[Exercise material]
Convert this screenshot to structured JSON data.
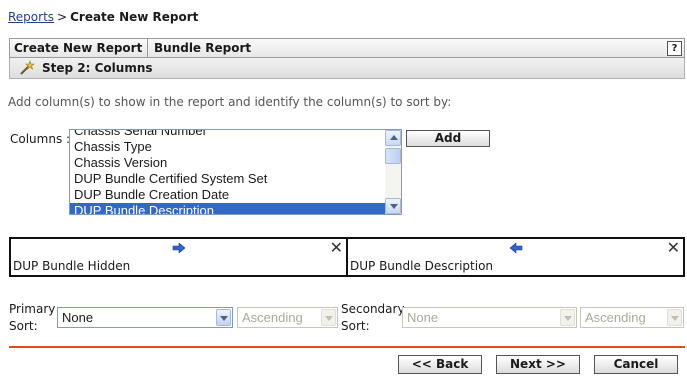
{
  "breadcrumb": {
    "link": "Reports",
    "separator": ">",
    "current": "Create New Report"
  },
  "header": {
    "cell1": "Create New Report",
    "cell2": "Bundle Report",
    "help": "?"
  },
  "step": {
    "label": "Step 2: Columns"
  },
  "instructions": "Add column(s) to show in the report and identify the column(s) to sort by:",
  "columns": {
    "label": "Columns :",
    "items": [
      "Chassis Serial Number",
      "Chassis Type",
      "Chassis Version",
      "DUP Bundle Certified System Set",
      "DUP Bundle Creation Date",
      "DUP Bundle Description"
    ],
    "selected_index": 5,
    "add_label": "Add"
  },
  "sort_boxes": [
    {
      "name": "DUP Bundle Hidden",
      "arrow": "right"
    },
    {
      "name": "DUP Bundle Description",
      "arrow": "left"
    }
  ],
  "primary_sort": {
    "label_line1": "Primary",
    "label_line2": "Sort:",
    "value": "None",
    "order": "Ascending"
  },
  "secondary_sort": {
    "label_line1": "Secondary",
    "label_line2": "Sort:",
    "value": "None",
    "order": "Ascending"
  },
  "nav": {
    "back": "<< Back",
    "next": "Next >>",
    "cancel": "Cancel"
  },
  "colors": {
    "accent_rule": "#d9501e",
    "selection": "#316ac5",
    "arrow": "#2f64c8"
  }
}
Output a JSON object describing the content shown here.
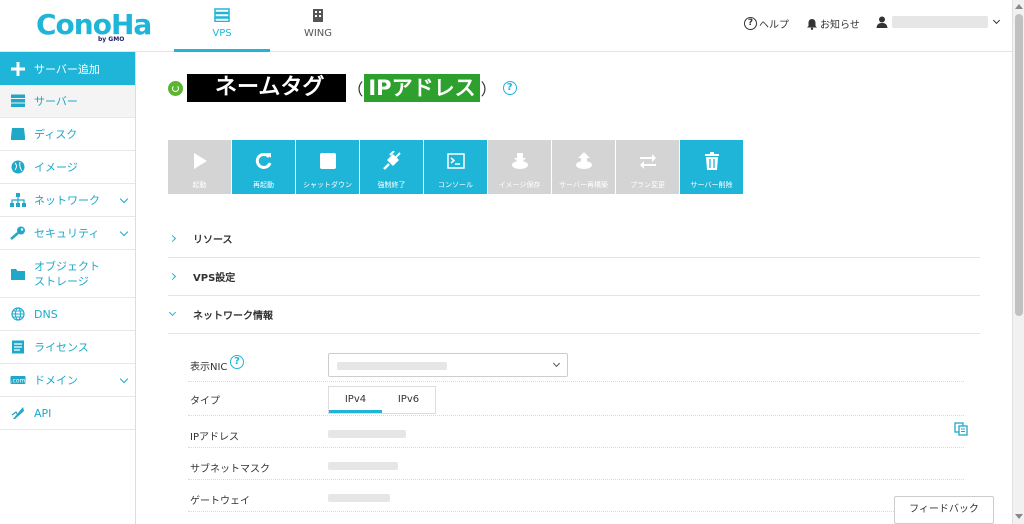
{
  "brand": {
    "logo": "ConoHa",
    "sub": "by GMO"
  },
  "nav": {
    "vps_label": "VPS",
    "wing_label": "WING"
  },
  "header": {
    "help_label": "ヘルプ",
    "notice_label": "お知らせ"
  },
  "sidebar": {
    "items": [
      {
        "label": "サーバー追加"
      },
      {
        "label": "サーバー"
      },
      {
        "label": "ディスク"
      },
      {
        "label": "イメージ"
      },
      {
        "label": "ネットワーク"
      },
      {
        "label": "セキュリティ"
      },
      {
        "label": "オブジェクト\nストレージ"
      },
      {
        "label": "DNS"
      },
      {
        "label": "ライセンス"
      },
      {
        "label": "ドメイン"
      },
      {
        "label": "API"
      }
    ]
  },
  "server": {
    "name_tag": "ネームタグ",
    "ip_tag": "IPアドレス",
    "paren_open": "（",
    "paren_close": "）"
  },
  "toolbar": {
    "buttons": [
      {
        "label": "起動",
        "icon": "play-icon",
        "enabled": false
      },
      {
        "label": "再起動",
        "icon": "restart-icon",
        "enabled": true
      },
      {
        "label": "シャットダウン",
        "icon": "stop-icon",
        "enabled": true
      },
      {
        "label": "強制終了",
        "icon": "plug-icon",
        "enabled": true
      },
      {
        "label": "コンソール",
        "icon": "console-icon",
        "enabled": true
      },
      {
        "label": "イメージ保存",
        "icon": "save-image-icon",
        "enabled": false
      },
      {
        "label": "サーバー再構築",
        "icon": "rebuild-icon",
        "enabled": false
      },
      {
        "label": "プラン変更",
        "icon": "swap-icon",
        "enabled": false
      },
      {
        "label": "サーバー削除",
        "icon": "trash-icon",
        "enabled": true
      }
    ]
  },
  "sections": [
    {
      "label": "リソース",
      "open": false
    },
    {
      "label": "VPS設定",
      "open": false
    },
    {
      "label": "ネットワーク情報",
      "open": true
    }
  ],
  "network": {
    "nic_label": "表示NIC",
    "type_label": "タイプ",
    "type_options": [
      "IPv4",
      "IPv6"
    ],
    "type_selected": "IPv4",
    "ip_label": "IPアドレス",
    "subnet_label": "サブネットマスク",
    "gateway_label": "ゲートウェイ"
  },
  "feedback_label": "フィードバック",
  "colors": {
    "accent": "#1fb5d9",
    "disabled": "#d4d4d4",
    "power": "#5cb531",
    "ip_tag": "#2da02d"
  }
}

[Given request] Omit every picture, then reproduce the rest of the listing exactly.

[Output]
Convert this screenshot to structured JSON data.
{
  "breadcrumb": {
    "link": "Reports",
    "separator": ">",
    "current": "Create New Report"
  },
  "header": {
    "cell1": "Create New Report",
    "cell2": "Bundle Report",
    "help": "?"
  },
  "step": {
    "label": "Step 2: Columns"
  },
  "instructions": "Add column(s) to show in the report and identify the column(s) to sort by:",
  "columns": {
    "label": "Columns :",
    "items": [
      "Chassis Serial Number",
      "Chassis Type",
      "Chassis Version",
      "DUP Bundle Certified System Set",
      "DUP Bundle Creation Date",
      "DUP Bundle Description"
    ],
    "selected_index": 5,
    "add_label": "Add"
  },
  "sort_boxes": [
    {
      "name": "DUP Bundle Hidden",
      "arrow": "right"
    },
    {
      "name": "DUP Bundle Description",
      "arrow": "left"
    }
  ],
  "primary_sort": {
    "label_line1": "Primary",
    "label_line2": "Sort:",
    "value": "None",
    "order": "Ascending"
  },
  "secondary_sort": {
    "label_line1": "Secondary",
    "label_line2": "Sort:",
    "value": "None",
    "order": "Ascending"
  },
  "nav": {
    "back": "<< Back",
    "next": "Next >>",
    "cancel": "Cancel"
  },
  "colors": {
    "accent_rule": "#d9501e",
    "selection": "#316ac5",
    "arrow": "#2f64c8"
  }
}
Output a JSON object describing the content shown here.
{
  "brand": {
    "logo": "ConoHa",
    "sub": "by GMO"
  },
  "nav": {
    "vps_label": "VPS",
    "wing_label": "WING"
  },
  "header": {
    "help_label": "ヘルプ",
    "notice_label": "お知らせ"
  },
  "sidebar": {
    "items": [
      {
        "label": "サーバー追加"
      },
      {
        "label": "サーバー"
      },
      {
        "label": "ディスク"
      },
      {
        "label": "イメージ"
      },
      {
        "label": "ネットワーク"
      },
      {
        "label": "セキュリティ"
      },
      {
        "label": "オブジェクト\nストレージ"
      },
      {
        "label": "DNS"
      },
      {
        "label": "ライセンス"
      },
      {
        "label": "ドメイン"
      },
      {
        "label": "API"
      }
    ]
  },
  "server": {
    "name_tag": "ネームタグ",
    "ip_tag": "IPアドレス",
    "paren_open": "（",
    "paren_close": "）"
  },
  "toolbar": {
    "buttons": [
      {
        "label": "起動",
        "icon": "play-icon",
        "enabled": false
      },
      {
        "label": "再起動",
        "icon": "restart-icon",
        "enabled": true
      },
      {
        "label": "シャットダウン",
        "icon": "stop-icon",
        "enabled": true
      },
      {
        "label": "強制終了",
        "icon": "plug-icon",
        "enabled": true
      },
      {
        "label": "コンソール",
        "icon": "console-icon",
        "enabled": true
      },
      {
        "label": "イメージ保存",
        "icon": "save-image-icon",
        "enabled": false
      },
      {
        "label": "サーバー再構築",
        "icon": "rebuild-icon",
        "enabled": false
      },
      {
        "label": "プラン変更",
        "icon": "swap-icon",
        "enabled": false
      },
      {
        "label": "サーバー削除",
        "icon": "trash-icon",
        "enabled": true
      }
    ]
  },
  "sections": [
    {
      "label": "リソース",
      "open": false
    },
    {
      "label": "VPS設定",
      "open": false
    },
    {
      "label": "ネットワーク情報",
      "open": true
    }
  ],
  "network": {
    "nic_label": "表示NIC",
    "type_label": "タイプ",
    "type_options": [
      "IPv4",
      "IPv6"
    ],
    "type_selected": "IPv4",
    "ip_label": "IPアドレス",
    "subnet_label": "サブネットマスク",
    "gateway_label": "ゲートウェイ"
  },
  "feedback_label": "フィードバック",
  "colors": {
    "accent": "#1fb5d9",
    "disabled": "#d4d4d4",
    "power": "#5cb531",
    "ip_tag": "#2da02d"
  }
}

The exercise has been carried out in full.